• Written exercise
State how many lines contain "geworden", and write nothing except that count.

* begin *

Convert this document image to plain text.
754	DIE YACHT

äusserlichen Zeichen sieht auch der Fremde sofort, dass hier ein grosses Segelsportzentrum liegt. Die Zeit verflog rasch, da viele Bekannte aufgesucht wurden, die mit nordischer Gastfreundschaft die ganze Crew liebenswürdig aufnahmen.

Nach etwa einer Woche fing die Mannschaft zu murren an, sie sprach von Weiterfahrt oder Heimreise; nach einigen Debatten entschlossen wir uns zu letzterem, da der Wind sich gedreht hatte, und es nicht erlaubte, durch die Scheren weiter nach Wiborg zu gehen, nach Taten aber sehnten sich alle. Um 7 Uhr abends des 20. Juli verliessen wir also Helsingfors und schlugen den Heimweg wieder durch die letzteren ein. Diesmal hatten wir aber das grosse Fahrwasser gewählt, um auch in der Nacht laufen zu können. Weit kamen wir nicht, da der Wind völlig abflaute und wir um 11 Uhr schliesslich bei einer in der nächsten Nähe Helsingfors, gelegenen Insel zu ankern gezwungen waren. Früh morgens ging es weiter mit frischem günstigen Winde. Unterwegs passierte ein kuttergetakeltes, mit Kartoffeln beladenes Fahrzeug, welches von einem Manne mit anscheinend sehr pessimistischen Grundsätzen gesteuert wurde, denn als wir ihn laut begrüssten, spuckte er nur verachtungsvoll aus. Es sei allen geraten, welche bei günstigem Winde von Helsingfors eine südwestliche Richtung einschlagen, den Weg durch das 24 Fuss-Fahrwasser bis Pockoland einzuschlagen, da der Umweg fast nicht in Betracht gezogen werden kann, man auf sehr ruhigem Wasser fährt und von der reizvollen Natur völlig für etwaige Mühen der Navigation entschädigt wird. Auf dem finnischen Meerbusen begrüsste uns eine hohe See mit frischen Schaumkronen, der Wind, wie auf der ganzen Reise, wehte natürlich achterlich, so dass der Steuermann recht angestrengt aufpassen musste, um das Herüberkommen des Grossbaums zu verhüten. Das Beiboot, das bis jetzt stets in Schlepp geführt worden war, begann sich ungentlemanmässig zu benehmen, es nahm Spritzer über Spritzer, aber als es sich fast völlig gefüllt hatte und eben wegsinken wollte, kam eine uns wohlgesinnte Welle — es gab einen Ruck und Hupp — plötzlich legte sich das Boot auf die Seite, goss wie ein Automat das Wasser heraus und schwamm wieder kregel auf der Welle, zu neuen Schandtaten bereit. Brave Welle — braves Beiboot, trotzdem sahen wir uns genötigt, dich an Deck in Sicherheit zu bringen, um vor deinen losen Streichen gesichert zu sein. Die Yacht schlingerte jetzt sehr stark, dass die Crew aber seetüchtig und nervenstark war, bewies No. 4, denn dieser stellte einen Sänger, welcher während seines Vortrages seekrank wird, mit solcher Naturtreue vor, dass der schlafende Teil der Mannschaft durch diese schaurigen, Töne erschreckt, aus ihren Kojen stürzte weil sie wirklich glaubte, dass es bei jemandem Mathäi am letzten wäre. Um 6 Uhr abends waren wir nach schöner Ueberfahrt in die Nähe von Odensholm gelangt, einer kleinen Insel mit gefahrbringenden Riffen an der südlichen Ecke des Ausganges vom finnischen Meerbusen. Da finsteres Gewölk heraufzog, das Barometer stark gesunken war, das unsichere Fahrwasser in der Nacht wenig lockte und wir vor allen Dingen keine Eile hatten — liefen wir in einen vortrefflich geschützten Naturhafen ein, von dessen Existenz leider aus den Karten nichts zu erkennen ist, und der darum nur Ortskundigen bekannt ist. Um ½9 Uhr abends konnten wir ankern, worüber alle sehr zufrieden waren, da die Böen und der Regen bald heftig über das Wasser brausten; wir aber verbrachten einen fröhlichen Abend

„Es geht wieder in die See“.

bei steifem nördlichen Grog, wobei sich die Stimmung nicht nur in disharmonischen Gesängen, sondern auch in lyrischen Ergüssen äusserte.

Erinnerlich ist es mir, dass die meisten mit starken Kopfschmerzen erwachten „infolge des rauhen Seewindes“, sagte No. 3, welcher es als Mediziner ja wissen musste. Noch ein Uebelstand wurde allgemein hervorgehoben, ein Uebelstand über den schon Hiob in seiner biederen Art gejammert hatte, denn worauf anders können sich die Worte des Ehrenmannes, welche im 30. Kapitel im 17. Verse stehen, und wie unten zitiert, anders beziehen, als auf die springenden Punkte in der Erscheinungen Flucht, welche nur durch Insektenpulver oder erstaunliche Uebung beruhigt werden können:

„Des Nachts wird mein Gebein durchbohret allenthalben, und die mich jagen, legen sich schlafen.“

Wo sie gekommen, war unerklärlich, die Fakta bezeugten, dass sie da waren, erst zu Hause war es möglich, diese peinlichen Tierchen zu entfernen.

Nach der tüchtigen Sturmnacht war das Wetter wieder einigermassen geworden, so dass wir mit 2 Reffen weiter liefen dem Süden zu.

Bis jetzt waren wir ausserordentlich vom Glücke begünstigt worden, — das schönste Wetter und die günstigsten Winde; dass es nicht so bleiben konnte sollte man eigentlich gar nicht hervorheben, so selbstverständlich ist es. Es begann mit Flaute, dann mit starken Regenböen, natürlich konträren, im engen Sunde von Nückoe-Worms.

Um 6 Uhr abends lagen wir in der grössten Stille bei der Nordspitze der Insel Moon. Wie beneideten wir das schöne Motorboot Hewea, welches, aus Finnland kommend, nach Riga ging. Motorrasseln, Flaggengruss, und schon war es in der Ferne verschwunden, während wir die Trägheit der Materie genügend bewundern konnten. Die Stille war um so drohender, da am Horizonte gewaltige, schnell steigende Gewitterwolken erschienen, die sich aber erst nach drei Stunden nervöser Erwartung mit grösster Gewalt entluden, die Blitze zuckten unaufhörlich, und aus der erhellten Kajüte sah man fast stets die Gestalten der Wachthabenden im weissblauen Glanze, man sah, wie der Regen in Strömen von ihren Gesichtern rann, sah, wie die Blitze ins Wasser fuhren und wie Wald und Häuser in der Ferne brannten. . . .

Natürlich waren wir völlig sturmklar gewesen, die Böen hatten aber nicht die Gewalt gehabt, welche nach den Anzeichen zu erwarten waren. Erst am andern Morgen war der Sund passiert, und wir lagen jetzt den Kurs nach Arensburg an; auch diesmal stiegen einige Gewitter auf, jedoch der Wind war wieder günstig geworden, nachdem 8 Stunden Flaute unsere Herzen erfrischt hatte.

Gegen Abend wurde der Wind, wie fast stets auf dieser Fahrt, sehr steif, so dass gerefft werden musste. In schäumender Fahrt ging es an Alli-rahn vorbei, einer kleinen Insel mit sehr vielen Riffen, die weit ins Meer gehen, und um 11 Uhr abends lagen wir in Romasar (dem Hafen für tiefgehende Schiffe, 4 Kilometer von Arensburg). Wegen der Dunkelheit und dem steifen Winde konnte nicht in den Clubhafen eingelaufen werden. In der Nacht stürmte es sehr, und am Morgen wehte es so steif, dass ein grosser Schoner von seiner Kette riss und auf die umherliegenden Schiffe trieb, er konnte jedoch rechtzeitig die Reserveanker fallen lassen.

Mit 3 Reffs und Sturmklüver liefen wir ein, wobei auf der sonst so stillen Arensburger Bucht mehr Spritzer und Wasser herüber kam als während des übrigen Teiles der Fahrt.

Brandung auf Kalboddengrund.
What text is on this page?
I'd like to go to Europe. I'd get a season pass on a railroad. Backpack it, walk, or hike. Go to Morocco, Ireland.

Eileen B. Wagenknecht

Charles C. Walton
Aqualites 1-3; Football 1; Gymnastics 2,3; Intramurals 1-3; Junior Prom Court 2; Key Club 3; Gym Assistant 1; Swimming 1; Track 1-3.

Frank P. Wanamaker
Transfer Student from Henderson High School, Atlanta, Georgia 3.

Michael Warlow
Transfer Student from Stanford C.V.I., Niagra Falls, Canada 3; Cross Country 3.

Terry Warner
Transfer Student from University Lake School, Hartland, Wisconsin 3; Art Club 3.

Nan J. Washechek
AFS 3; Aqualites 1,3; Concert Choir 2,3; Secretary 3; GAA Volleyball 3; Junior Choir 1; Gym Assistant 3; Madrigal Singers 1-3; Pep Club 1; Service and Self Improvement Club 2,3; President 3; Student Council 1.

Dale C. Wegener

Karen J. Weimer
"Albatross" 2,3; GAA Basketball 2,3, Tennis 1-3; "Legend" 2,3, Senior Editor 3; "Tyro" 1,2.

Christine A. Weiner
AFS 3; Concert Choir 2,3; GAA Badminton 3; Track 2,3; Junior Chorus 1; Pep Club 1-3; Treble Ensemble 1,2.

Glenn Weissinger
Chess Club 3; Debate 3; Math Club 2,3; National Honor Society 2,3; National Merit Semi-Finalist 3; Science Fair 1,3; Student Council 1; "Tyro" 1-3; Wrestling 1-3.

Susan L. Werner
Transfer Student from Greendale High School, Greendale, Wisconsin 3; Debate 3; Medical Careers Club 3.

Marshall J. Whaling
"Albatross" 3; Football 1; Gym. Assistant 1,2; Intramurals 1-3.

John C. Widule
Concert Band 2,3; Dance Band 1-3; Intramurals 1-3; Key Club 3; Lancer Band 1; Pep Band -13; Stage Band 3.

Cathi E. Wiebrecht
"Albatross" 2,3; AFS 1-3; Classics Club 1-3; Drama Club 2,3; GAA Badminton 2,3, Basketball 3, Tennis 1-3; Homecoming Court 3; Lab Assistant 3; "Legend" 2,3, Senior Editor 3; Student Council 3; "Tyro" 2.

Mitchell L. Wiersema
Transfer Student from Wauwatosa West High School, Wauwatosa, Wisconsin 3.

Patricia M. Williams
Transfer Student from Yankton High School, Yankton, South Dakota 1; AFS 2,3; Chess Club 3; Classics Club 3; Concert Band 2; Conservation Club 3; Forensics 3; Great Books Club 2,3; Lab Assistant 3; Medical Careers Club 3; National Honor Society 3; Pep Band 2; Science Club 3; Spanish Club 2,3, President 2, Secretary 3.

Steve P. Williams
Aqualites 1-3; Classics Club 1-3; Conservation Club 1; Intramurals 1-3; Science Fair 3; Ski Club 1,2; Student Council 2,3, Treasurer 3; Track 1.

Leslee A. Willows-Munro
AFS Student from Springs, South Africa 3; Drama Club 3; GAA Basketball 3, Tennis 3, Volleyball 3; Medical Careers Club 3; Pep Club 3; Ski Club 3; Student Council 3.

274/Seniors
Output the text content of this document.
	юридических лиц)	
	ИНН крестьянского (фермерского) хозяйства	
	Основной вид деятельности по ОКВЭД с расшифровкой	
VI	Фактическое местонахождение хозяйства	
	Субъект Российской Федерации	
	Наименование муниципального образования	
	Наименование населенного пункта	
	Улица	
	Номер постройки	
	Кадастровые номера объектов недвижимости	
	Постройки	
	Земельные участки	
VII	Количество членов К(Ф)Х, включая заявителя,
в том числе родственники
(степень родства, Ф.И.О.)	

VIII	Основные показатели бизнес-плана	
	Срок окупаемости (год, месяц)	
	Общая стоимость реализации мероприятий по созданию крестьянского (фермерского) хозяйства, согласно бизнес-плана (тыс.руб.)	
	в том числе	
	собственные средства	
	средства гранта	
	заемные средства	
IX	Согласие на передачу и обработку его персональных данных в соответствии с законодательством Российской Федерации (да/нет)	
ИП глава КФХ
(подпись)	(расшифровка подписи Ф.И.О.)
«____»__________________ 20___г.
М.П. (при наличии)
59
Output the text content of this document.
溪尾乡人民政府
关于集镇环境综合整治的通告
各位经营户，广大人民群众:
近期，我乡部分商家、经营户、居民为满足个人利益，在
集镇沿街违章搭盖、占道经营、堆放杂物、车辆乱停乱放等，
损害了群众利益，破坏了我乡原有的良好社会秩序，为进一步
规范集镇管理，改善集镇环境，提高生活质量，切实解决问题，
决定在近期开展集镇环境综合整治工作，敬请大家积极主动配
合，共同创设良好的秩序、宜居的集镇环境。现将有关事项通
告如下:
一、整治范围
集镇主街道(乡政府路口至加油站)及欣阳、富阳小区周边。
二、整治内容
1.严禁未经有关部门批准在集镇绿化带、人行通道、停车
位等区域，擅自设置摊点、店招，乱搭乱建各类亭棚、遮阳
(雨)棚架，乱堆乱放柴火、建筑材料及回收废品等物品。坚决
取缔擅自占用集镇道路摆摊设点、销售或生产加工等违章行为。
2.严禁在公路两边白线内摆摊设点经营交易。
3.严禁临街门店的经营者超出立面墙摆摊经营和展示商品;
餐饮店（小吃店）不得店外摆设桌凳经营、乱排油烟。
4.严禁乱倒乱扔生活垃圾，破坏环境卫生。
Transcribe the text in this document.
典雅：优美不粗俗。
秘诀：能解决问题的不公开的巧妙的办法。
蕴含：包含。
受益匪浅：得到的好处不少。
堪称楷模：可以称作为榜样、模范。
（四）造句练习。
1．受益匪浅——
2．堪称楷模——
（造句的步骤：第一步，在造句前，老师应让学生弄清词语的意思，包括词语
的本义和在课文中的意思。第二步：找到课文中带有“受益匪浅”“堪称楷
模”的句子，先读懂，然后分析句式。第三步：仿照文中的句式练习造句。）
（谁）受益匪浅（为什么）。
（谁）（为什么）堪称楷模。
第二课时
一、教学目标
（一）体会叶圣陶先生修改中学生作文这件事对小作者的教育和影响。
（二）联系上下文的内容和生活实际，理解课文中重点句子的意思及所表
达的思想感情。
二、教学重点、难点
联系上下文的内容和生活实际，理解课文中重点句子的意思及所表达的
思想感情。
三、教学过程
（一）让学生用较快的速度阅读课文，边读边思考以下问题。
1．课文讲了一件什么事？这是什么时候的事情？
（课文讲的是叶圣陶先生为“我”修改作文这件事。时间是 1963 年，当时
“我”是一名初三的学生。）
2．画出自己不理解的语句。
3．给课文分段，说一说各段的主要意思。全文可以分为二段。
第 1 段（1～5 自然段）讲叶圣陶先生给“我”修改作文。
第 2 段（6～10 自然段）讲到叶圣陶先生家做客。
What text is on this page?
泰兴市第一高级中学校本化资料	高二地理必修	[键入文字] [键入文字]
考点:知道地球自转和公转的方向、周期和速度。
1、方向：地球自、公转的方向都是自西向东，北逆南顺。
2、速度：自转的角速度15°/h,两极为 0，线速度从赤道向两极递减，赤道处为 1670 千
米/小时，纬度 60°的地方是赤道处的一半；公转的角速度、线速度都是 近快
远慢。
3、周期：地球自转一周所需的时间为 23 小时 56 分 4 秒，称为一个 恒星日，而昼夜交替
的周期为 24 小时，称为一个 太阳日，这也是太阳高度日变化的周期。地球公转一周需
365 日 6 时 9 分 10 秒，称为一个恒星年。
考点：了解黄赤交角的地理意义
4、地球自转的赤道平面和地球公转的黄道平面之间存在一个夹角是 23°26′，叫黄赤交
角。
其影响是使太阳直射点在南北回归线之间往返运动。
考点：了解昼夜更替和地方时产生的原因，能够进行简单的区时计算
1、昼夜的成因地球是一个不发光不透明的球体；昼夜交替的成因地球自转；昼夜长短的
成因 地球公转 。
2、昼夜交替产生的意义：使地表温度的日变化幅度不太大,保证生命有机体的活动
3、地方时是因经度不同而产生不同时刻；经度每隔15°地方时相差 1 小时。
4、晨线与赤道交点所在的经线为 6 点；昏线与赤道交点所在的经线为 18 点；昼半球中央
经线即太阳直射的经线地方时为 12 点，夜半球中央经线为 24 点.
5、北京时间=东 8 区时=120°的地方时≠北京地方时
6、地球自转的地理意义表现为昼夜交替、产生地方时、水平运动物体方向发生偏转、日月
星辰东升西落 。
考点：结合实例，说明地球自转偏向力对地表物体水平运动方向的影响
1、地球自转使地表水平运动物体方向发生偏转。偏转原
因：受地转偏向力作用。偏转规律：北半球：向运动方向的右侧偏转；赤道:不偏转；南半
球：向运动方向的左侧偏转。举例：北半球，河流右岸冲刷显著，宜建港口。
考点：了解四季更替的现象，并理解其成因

* end *

• Solution to this task
2